• _Work to do_: Give only the number of lines in the data that contain the word "JSON".

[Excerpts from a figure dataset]
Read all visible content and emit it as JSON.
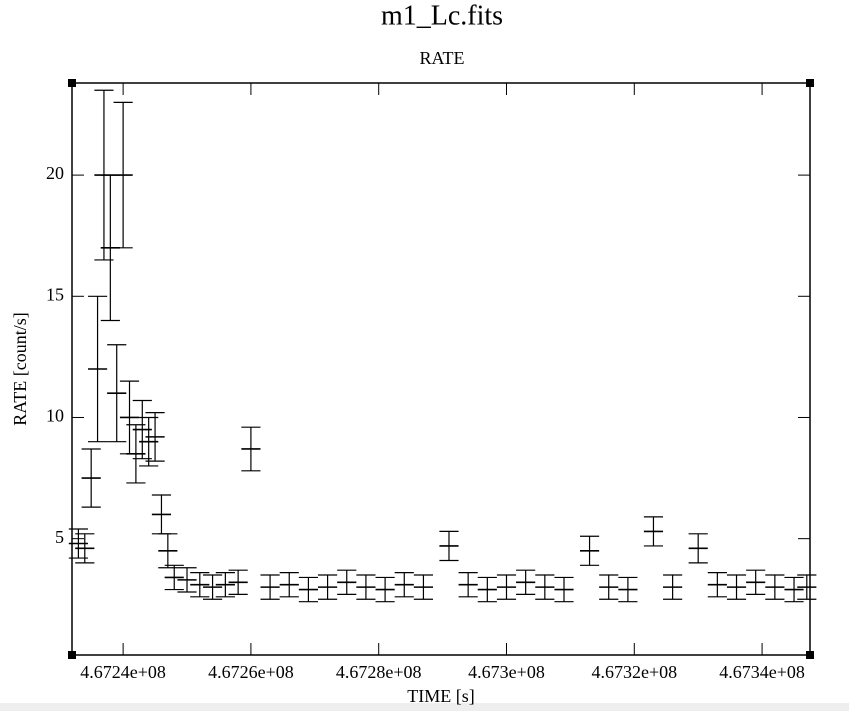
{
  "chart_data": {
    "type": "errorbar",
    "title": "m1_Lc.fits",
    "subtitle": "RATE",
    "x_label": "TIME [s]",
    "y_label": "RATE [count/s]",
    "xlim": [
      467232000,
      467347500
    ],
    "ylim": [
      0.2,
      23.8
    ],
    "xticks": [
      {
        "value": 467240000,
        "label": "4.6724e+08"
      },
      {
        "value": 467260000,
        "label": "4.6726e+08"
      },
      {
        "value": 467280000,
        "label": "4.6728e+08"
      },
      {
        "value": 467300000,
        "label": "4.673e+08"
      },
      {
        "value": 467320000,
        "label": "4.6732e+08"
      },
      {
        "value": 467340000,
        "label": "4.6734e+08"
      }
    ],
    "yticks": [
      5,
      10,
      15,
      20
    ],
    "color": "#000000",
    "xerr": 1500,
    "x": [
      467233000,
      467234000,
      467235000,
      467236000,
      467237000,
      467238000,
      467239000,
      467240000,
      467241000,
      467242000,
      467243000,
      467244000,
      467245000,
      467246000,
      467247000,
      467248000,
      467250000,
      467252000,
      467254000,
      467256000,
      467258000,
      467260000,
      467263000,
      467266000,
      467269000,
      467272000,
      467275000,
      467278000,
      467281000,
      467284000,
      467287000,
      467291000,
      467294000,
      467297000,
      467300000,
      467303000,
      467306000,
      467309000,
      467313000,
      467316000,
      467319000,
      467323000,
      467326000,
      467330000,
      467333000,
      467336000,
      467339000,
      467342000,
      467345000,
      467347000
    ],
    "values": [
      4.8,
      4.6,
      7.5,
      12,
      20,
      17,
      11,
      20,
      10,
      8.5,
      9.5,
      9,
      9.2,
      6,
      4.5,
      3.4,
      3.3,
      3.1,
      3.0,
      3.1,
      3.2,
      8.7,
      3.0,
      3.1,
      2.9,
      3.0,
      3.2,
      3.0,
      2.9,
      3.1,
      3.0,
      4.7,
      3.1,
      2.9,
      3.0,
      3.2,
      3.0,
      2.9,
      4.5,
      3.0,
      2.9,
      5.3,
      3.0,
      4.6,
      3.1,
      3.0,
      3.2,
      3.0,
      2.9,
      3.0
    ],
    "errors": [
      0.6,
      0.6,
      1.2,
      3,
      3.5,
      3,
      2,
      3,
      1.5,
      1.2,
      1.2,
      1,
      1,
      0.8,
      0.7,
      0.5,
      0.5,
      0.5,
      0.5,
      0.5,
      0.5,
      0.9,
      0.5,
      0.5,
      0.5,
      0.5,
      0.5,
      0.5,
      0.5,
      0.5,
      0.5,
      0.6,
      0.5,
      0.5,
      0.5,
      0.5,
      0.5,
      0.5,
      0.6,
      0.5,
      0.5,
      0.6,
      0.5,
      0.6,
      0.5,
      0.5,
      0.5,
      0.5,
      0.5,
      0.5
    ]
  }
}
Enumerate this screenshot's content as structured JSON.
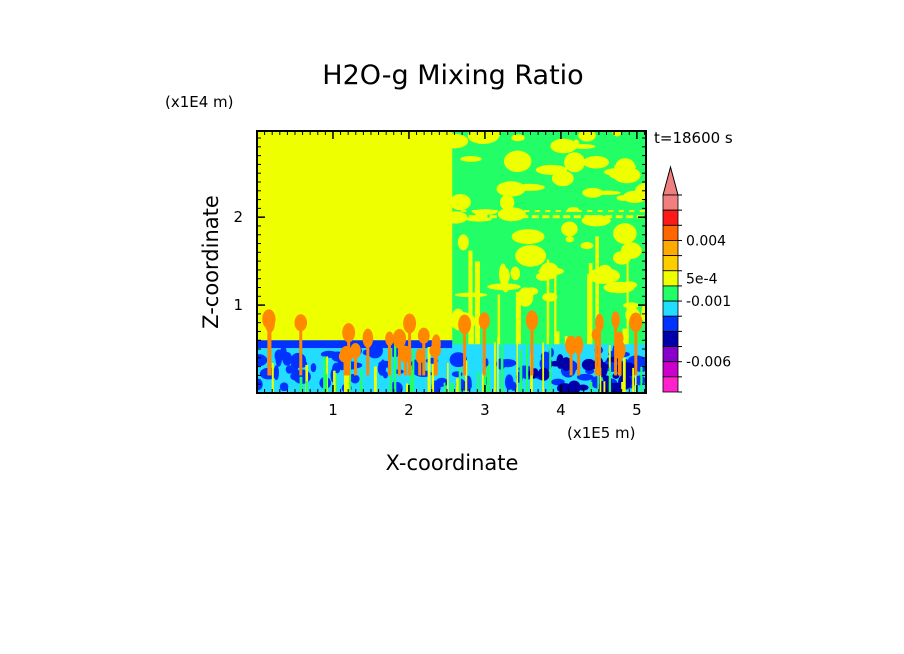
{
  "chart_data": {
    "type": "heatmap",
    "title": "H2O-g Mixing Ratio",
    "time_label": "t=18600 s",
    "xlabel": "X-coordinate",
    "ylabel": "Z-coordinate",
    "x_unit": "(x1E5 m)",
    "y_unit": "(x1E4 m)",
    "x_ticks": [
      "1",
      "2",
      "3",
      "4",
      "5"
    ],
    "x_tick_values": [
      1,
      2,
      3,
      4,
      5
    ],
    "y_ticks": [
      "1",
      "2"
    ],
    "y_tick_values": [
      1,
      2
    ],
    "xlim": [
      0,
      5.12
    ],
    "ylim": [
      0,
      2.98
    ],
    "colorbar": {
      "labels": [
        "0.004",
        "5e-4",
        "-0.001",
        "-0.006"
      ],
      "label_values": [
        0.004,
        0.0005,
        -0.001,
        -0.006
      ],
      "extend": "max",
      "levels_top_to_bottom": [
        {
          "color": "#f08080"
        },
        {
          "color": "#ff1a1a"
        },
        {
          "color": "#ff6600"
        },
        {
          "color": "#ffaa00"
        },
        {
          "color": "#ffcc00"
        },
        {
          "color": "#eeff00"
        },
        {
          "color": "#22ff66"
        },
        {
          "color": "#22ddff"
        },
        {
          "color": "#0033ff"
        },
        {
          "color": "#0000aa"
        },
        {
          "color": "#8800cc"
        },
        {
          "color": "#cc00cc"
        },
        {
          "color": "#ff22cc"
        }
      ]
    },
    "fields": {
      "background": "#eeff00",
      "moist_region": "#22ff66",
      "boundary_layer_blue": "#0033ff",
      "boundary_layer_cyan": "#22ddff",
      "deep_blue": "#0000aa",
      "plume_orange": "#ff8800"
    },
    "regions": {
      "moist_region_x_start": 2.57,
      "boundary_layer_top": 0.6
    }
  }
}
* * *
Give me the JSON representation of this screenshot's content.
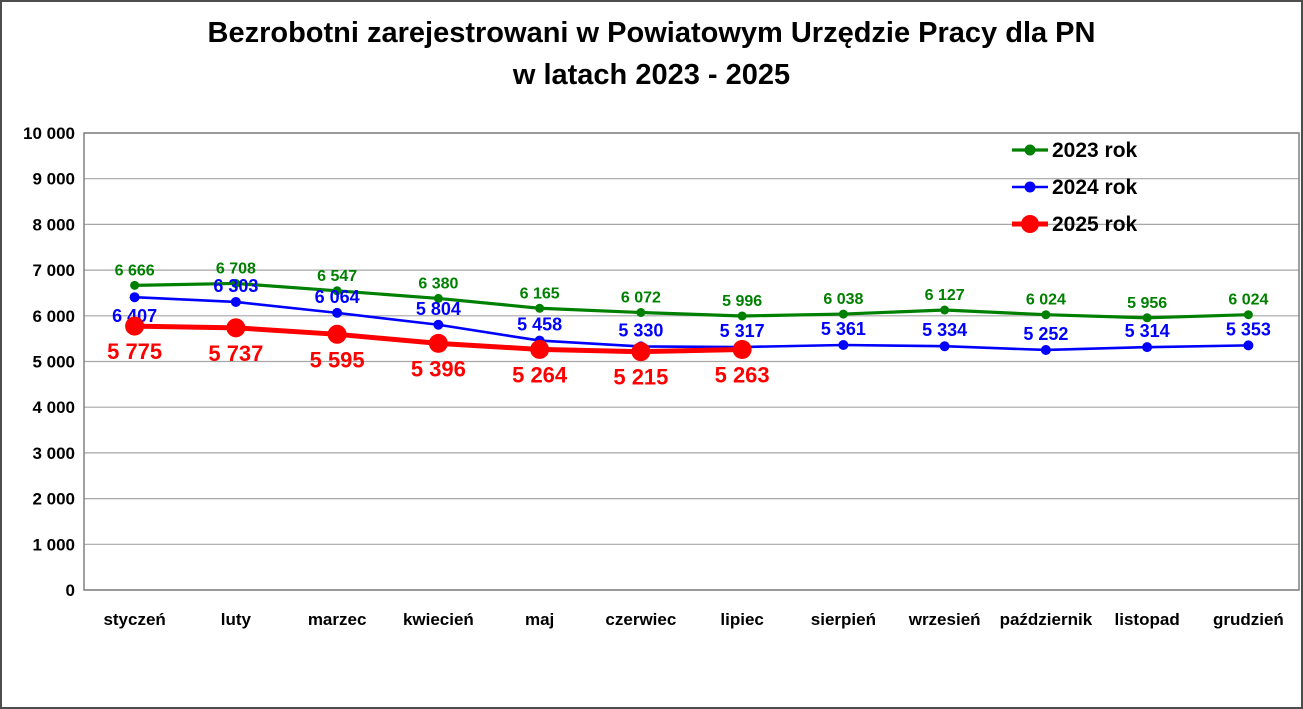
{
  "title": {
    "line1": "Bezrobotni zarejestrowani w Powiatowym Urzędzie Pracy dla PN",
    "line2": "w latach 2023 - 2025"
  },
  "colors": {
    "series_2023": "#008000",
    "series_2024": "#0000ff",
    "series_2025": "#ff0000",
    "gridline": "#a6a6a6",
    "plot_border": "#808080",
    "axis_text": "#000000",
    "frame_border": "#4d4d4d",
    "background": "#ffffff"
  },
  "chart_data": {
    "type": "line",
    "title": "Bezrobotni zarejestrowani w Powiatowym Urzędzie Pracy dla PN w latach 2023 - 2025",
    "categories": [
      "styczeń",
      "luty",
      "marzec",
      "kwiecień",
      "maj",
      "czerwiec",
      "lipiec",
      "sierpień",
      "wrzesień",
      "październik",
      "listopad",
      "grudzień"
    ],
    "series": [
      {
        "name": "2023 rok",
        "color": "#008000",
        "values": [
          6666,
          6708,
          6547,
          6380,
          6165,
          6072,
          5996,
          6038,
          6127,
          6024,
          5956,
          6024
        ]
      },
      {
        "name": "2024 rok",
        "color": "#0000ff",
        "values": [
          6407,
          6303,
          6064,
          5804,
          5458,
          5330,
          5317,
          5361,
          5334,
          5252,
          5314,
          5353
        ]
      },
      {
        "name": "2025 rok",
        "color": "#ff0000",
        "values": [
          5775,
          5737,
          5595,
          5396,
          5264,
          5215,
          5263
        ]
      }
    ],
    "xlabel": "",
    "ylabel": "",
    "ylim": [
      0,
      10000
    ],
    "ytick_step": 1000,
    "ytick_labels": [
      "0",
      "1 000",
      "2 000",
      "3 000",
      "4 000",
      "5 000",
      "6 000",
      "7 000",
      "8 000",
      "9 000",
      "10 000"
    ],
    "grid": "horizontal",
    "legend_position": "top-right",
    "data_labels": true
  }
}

• _Complete response_: 3